Short exercise ->
Copy out every line that contains "this".

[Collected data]
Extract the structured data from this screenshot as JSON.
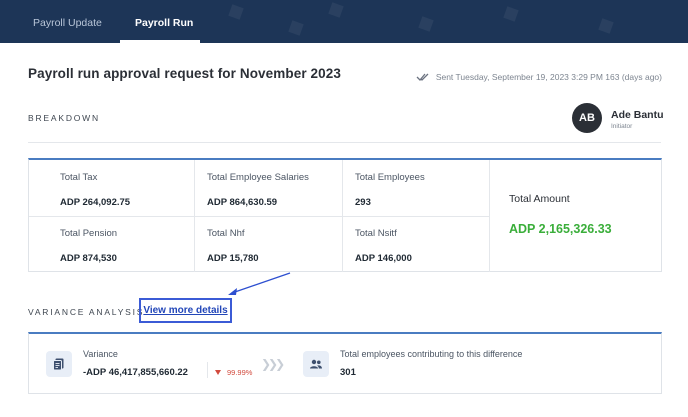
{
  "tabs": [
    {
      "label": "Payroll Update",
      "active": false
    },
    {
      "label": "Payroll Run",
      "active": true
    }
  ],
  "page": {
    "title": "Payroll run approval request for November 2023",
    "sent_text": "Sent Tuesday, September 19, 2023 3:29 PM 163 (days ago)"
  },
  "breakdown": {
    "label": "BREAKDOWN",
    "initiator": {
      "initials": "AB",
      "name": "Ade Bantu",
      "role": "Initiator"
    },
    "items": [
      {
        "label": "Total Tax",
        "value": "ADP 264,092.75"
      },
      {
        "label": "Total Employee Salaries",
        "value": "ADP 864,630.59"
      },
      {
        "label": "Total Employees",
        "value": "293"
      },
      {
        "label": "Total Pension",
        "value": "ADP 874,530"
      },
      {
        "label": "Total Nhf",
        "value": "ADP 15,780"
      },
      {
        "label": "Total Nsitf",
        "value": "ADP 146,000"
      }
    ],
    "total_amount_label": "Total Amount",
    "total_amount_value": "ADP 2,165,326.33"
  },
  "variance": {
    "label": "VARIANCE ANALYSIS",
    "view_more": "View more details",
    "variance_label": "Variance",
    "variance_value": "-ADP 46,417,855,660.22",
    "variance_pct": "99.99%",
    "employees_label": "Total employees contributing to this difference",
    "employees_value": "301"
  },
  "colors": {
    "header": "#1d3557",
    "accent": "#4a7cc1",
    "positive": "#3aae3a",
    "negative": "#d24b3e",
    "link": "#2246b8"
  }
}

Problem solution ->
Extract the structured data from this screenshot as JSON.
    "employees_label": "Total employees contributing to this difference",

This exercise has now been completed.